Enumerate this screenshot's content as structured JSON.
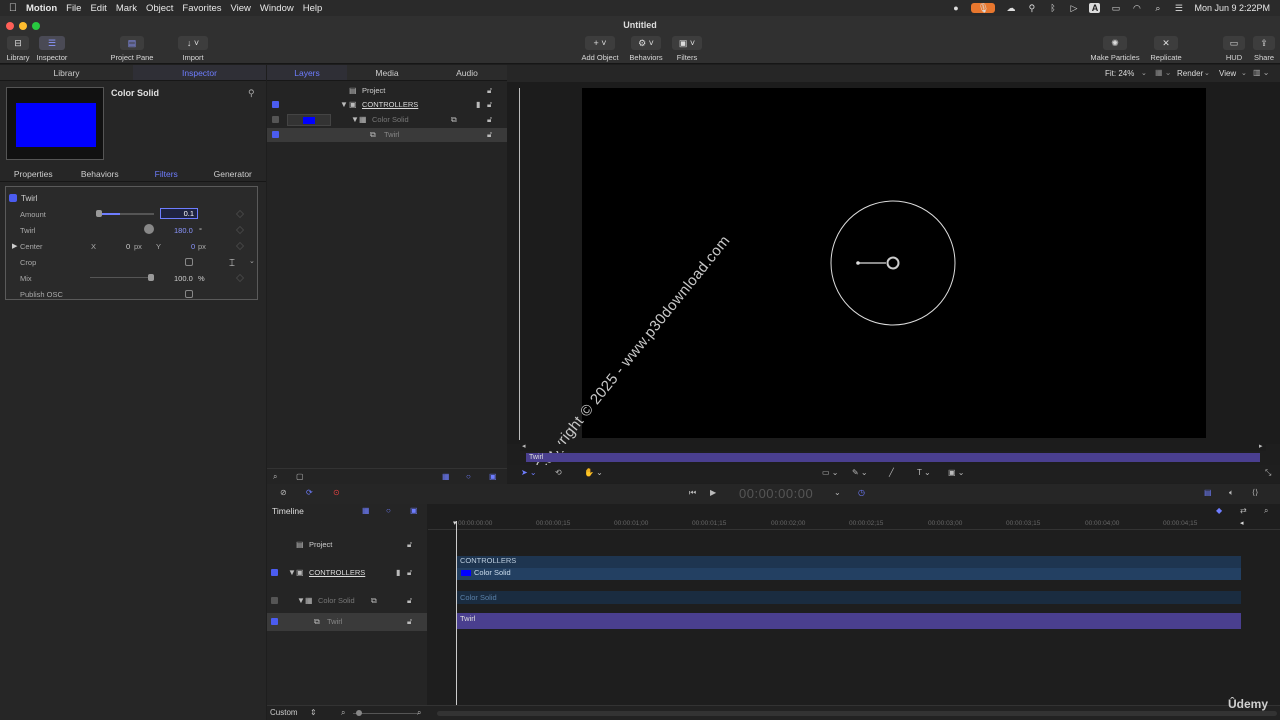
{
  "menubar": {
    "app": "Motion",
    "items": [
      "File",
      "Edit",
      "Mark",
      "Object",
      "Favorites",
      "View",
      "Window",
      "Help"
    ],
    "clock": "Mon Jun 9  2:22PM",
    "input_label": "A"
  },
  "window": {
    "title": "Untitled"
  },
  "toolbar": {
    "library": "Library",
    "inspector": "Inspector",
    "project_pane": "Project Pane",
    "import": "Import",
    "add_object": "Add Object",
    "behaviors": "Behaviors",
    "filters": "Filters",
    "make_particles": "Make Particles",
    "replicate": "Replicate",
    "hud": "HUD",
    "share": "Share"
  },
  "left_tabs": [
    "Library",
    "Inspector"
  ],
  "preview": {
    "title": "Color Solid",
    "color": "#0000ff"
  },
  "inspector_tabs": [
    "Properties",
    "Behaviors",
    "Filters",
    "Generator"
  ],
  "filter": {
    "name": "Twirl",
    "amount_label": "Amount",
    "amount_value": "0.1",
    "twirl_label": "Twirl",
    "twirl_value": "180.0",
    "twirl_unit": "°",
    "center_label": "Center",
    "center_x_label": "X",
    "center_x": "0",
    "center_x_unit": "px",
    "center_y_label": "Y",
    "center_y": "0",
    "center_y_unit": "px",
    "crop_label": "Crop",
    "mix_label": "Mix",
    "mix_value": "100.0",
    "mix_unit": "%",
    "publish_label": "Publish OSC"
  },
  "layers_tabs": [
    "Layers",
    "Media",
    "Audio"
  ],
  "layers": {
    "project": "Project",
    "controllers": "CONTROLLERS",
    "color_solid": "Color Solid",
    "twirl": "Twirl"
  },
  "canvas_header": {
    "fit": "Fit: 24%",
    "render": "Render",
    "view": "View"
  },
  "canvas": {
    "watermark": "Copyright © 2025 - www.p30download.com",
    "mini_label": "Twirl"
  },
  "transport": {
    "timecode": "00:00:00:00"
  },
  "timeline": {
    "title": "Timeline",
    "rows": {
      "project": "Project",
      "controllers": "CONTROLLERS",
      "color_solid": "Color Solid",
      "twirl": "Twirl"
    },
    "ruler": [
      "00:00:00:00",
      "00:00:00;15",
      "00:00:01;00",
      "00:00:01;15",
      "00:00:02;00",
      "00:00:02;15",
      "00:00:03;00",
      "00:00:03;15",
      "00:00:04;00",
      "00:00:04;15"
    ],
    "bars": {
      "controllers": "CONTROLLERS",
      "color_solid_inner": "Color Solid",
      "color_solid": "Color Solid",
      "twirl": "Twirl"
    },
    "footer": "Custom"
  },
  "brand": "Ûdemy",
  "colors": {
    "accent": "#6e7dff",
    "bar_controllers": "#1e3550",
    "bar_twirl": "#4a3f8f"
  }
}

---

Request: Apart from the pictures, the entries above are to be repeated in full and exactly.

Response to the task:
Enumerate this screenshot's content as structured JSON.
{
  "menubar": {
    "app": "Motion",
    "items": [
      "File",
      "Edit",
      "Mark",
      "Object",
      "Favorites",
      "View",
      "Window",
      "Help"
    ],
    "clock": "Mon Jun 9  2:22PM",
    "input_label": "A"
  },
  "window": {
    "title": "Untitled"
  },
  "toolbar": {
    "library": "Library",
    "inspector": "Inspector",
    "project_pane": "Project Pane",
    "import": "Import",
    "add_object": "Add Object",
    "behaviors": "Behaviors",
    "filters": "Filters",
    "make_particles": "Make Particles",
    "replicate": "Replicate",
    "hud": "HUD",
    "share": "Share"
  },
  "left_tabs": [
    "Library",
    "Inspector"
  ],
  "preview": {
    "title": "Color Solid",
    "color": "#0000ff"
  },
  "inspector_tabs": [
    "Properties",
    "Behaviors",
    "Filters",
    "Generator"
  ],
  "filter": {
    "name": "Twirl",
    "amount_label": "Amount",
    "amount_value": "0.1",
    "twirl_label": "Twirl",
    "twirl_value": "180.0",
    "twirl_unit": "°",
    "center_label": "Center",
    "center_x_label": "X",
    "center_x": "0",
    "center_x_unit": "px",
    "center_y_label": "Y",
    "center_y": "0",
    "center_y_unit": "px",
    "crop_label": "Crop",
    "mix_label": "Mix",
    "mix_value": "100.0",
    "mix_unit": "%",
    "publish_label": "Publish OSC"
  },
  "layers_tabs": [
    "Layers",
    "Media",
    "Audio"
  ],
  "layers": {
    "project": "Project",
    "controllers": "CONTROLLERS",
    "color_solid": "Color Solid",
    "twirl": "Twirl"
  },
  "canvas_header": {
    "fit": "Fit: 24%",
    "render": "Render",
    "view": "View"
  },
  "canvas": {
    "watermark": "Copyright © 2025 - www.p30download.com",
    "mini_label": "Twirl"
  },
  "transport": {
    "timecode": "00:00:00:00"
  },
  "timeline": {
    "title": "Timeline",
    "rows": {
      "project": "Project",
      "controllers": "CONTROLLERS",
      "color_solid": "Color Solid",
      "twirl": "Twirl"
    },
    "ruler": [
      "00:00:00:00",
      "00:00:00;15",
      "00:00:01;00",
      "00:00:01;15",
      "00:00:02;00",
      "00:00:02;15",
      "00:00:03;00",
      "00:00:03;15",
      "00:00:04;00",
      "00:00:04;15"
    ],
    "bars": {
      "controllers": "CONTROLLERS",
      "color_solid_inner": "Color Solid",
      "color_solid": "Color Solid",
      "twirl": "Twirl"
    },
    "footer": "Custom"
  },
  "brand": "Ûdemy",
  "colors": {
    "accent": "#6e7dff",
    "bar_controllers": "#1e3550",
    "bar_twirl": "#4a3f8f"
  }
}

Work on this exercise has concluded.